Required task:
Filter the entries below, keeping every line that has the word "skin".

___ Supplied data ___

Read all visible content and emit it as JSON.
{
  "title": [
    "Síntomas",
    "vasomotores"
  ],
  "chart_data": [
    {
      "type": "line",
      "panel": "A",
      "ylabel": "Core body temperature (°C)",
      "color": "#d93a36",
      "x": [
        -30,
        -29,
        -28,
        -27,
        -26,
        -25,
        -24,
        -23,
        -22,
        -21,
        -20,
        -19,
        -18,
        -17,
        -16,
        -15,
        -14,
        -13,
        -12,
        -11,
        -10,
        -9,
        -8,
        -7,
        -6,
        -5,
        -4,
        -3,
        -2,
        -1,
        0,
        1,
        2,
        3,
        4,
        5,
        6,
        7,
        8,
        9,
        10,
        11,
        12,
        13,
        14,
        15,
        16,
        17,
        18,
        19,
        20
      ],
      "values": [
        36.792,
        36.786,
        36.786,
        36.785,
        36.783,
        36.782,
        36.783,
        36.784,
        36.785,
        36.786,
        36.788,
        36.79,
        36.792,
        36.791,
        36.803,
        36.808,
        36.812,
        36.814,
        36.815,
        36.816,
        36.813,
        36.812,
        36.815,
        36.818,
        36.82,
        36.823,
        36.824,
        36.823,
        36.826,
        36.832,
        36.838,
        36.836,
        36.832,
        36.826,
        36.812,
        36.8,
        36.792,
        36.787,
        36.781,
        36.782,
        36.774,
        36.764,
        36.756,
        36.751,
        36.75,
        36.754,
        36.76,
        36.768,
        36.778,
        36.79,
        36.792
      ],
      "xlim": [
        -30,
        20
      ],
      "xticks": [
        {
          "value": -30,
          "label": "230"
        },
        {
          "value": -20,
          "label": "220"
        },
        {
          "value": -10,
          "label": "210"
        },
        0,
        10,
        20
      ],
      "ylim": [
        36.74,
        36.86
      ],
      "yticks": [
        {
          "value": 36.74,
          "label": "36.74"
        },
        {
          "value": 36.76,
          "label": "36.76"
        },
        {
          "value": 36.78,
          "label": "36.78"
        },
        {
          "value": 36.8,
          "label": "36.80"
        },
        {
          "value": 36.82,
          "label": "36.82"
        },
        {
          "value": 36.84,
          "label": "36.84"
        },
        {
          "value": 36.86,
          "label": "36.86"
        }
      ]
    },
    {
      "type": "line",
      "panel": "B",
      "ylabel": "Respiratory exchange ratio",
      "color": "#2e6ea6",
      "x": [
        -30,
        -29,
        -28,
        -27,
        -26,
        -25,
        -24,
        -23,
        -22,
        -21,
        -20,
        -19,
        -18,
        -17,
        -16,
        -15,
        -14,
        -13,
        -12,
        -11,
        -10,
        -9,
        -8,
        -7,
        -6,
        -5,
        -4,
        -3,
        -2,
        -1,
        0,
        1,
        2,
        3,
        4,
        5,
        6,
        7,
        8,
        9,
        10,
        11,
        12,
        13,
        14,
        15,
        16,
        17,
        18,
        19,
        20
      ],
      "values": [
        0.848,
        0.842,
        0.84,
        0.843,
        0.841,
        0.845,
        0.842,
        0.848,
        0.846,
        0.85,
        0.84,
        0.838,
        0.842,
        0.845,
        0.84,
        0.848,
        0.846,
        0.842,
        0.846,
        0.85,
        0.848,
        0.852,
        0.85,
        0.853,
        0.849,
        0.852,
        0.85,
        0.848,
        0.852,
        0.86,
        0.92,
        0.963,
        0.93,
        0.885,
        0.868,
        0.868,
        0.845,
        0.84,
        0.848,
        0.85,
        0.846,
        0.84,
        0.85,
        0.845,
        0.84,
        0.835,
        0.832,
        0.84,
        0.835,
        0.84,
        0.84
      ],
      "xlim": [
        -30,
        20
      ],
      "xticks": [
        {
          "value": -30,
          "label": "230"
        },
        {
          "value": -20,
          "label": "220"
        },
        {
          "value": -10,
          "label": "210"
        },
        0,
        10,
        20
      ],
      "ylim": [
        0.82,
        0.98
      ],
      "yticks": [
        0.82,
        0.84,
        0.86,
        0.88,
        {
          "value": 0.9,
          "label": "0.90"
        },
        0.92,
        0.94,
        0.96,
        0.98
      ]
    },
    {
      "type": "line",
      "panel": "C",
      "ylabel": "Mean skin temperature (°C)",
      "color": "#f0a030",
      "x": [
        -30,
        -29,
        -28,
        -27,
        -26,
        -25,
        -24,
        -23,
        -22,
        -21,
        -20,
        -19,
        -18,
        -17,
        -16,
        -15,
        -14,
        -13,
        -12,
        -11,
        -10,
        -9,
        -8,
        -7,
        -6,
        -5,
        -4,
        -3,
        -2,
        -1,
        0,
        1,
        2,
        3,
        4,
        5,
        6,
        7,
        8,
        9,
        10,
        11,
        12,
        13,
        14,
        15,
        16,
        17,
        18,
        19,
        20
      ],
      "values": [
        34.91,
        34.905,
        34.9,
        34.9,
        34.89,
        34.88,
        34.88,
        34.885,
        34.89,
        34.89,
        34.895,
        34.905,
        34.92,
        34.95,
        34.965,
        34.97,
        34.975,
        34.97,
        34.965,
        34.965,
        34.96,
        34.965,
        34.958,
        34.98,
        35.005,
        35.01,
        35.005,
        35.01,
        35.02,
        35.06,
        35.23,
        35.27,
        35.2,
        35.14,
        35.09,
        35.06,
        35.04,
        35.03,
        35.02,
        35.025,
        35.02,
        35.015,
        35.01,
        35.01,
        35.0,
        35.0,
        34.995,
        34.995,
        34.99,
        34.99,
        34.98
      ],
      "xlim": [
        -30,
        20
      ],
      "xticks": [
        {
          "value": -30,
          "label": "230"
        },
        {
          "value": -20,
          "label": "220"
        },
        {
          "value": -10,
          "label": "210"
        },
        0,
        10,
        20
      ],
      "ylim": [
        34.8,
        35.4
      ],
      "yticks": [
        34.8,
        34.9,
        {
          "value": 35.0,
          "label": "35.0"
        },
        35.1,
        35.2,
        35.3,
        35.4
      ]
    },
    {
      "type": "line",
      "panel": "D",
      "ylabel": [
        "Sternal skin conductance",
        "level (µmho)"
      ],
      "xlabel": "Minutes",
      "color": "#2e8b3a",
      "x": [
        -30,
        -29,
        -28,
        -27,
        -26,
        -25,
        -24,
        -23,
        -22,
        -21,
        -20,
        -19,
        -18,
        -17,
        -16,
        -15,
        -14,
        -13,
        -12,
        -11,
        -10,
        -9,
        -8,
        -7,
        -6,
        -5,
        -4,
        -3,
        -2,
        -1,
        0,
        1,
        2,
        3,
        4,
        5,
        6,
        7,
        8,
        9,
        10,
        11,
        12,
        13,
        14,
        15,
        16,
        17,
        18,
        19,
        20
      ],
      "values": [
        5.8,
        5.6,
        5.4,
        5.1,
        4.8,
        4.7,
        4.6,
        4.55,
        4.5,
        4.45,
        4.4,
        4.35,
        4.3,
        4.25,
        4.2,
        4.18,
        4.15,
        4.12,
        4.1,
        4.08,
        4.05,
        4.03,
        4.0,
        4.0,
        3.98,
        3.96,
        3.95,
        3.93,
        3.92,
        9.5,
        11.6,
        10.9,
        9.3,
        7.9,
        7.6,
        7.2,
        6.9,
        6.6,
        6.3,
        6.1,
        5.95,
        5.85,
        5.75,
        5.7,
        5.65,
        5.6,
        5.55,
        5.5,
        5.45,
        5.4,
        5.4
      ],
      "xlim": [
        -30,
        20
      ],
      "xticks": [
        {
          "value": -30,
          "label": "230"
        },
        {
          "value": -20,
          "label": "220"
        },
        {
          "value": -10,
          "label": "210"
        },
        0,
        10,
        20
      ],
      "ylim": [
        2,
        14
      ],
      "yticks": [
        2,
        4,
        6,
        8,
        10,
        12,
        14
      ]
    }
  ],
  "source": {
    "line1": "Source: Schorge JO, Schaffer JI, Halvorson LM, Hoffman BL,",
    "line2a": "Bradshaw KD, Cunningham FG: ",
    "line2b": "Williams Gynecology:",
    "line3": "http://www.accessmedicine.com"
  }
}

___

Result of this exercise:
      "ylabel": "Mean skin temperature (°C)",
        "Sternal skin conductance",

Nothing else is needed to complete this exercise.